◆ **DIRECTIONS FOR THIS TASK**
Gather up every line from the entries below that uses the word "Total".

◆ **EXERCISE MATERIAL**

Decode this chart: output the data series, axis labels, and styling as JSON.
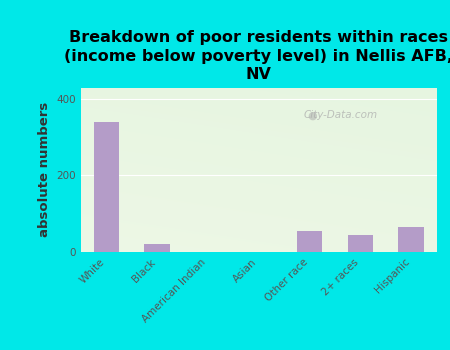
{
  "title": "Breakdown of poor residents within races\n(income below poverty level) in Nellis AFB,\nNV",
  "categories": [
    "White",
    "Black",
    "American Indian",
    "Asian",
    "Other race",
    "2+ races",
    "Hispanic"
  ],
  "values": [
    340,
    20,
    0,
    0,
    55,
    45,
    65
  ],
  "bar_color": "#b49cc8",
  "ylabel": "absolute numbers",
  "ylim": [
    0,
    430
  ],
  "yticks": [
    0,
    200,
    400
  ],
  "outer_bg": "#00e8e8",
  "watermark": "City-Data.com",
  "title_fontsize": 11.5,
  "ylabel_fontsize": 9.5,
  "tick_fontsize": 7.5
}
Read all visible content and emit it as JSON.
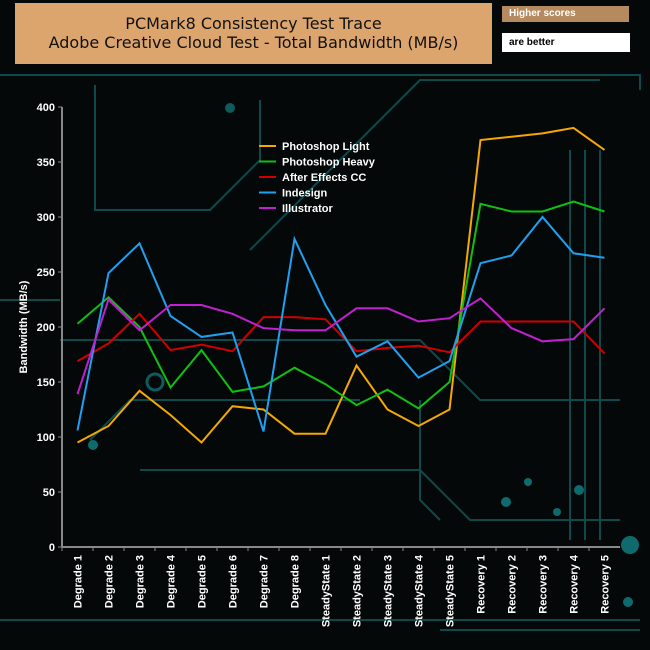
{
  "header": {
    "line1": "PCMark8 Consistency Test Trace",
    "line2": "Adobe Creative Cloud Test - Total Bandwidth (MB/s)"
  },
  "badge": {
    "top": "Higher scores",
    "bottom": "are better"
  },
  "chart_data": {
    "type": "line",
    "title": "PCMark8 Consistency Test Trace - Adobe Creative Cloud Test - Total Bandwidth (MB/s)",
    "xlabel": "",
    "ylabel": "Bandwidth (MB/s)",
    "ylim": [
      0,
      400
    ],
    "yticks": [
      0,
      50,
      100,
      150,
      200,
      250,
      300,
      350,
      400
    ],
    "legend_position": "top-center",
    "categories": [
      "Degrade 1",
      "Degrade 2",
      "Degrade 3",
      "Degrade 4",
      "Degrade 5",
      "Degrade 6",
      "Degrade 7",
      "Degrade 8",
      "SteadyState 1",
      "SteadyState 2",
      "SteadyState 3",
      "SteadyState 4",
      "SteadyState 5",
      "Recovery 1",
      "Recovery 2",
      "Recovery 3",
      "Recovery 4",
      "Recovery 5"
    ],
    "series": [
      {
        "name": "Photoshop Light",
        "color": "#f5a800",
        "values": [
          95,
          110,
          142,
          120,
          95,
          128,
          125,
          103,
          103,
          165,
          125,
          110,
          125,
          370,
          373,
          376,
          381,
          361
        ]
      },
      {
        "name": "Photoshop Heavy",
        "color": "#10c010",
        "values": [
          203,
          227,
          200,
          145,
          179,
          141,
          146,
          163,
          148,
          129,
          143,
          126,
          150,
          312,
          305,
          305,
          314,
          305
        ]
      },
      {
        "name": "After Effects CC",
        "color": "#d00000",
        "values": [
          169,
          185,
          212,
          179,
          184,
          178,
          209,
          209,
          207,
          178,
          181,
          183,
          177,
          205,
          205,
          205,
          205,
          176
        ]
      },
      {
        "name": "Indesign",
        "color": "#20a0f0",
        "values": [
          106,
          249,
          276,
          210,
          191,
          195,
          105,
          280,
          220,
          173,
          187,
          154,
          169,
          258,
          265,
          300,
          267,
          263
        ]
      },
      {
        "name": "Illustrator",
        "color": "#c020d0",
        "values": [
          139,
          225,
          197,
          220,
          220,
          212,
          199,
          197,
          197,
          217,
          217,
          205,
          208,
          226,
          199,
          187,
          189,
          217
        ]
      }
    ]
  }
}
--
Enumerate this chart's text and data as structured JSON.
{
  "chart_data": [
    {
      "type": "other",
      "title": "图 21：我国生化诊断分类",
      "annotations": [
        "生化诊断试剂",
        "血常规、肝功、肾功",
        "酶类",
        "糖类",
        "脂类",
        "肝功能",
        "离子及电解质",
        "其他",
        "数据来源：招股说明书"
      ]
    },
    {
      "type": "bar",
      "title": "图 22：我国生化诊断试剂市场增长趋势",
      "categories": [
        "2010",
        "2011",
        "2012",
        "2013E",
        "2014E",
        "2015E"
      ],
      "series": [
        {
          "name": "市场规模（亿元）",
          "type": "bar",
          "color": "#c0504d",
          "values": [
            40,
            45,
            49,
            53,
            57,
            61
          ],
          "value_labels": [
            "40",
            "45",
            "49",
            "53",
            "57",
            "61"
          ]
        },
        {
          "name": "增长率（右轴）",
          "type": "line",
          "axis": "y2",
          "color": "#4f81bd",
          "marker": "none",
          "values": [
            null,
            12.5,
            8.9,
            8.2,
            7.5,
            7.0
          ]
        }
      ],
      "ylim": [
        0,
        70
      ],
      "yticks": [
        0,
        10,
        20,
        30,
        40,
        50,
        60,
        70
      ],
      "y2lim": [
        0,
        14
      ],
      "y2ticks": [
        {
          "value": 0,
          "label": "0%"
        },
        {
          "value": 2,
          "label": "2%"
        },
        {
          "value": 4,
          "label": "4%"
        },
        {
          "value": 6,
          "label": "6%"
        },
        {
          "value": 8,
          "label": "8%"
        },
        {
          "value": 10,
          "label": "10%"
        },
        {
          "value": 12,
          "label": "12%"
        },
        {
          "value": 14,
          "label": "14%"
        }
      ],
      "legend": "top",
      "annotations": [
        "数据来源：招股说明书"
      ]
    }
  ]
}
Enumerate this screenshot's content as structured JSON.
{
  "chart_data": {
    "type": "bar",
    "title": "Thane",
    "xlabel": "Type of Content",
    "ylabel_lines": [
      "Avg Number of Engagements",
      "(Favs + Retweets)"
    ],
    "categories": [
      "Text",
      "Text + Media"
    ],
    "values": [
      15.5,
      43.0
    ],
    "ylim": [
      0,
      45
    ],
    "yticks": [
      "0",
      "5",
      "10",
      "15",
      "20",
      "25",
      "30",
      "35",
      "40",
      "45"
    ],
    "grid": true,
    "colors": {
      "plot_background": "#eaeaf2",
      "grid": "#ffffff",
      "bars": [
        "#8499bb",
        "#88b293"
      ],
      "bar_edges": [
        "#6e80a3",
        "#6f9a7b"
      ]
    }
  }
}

◆ **OUTPUT FOR THIS EXERCISE**
    "line2": "Adobe Creative Cloud Test - Total Bandwidth (MB/s)"
    "title": "PCMark8 Consistency Test Trace - Adobe Creative Cloud Test - Total Bandwidth (MB/s)",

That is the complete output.